_Recorded data_
*****

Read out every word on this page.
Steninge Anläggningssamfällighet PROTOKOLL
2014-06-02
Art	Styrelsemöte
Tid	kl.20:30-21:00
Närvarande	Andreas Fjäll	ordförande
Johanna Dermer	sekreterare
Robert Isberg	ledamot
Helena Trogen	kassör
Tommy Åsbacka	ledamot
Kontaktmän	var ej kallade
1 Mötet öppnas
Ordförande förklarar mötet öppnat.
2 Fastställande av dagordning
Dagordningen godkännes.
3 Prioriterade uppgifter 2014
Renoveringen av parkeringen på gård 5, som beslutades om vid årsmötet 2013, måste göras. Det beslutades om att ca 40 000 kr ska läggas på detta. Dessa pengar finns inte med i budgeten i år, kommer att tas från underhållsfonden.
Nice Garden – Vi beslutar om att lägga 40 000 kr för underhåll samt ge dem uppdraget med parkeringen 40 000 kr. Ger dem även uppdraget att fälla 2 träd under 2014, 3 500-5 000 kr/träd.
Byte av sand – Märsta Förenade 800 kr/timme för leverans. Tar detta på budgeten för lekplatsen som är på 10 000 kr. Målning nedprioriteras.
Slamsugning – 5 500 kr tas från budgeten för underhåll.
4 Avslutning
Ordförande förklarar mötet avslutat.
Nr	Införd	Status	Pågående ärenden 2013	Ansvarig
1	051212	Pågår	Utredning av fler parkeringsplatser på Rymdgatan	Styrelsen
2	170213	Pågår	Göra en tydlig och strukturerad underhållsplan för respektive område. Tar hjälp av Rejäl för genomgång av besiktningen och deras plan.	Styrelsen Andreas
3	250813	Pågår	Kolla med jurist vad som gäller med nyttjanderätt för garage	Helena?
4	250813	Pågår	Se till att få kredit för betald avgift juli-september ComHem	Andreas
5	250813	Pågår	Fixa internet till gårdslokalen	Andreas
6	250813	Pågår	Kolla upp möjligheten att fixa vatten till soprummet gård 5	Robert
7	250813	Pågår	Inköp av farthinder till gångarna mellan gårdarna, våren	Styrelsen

*****

_Task to complete_
The string "budgeten" may appear in lines of the entries above. Say how many such lines there are, as a number only.

_Answer below_
3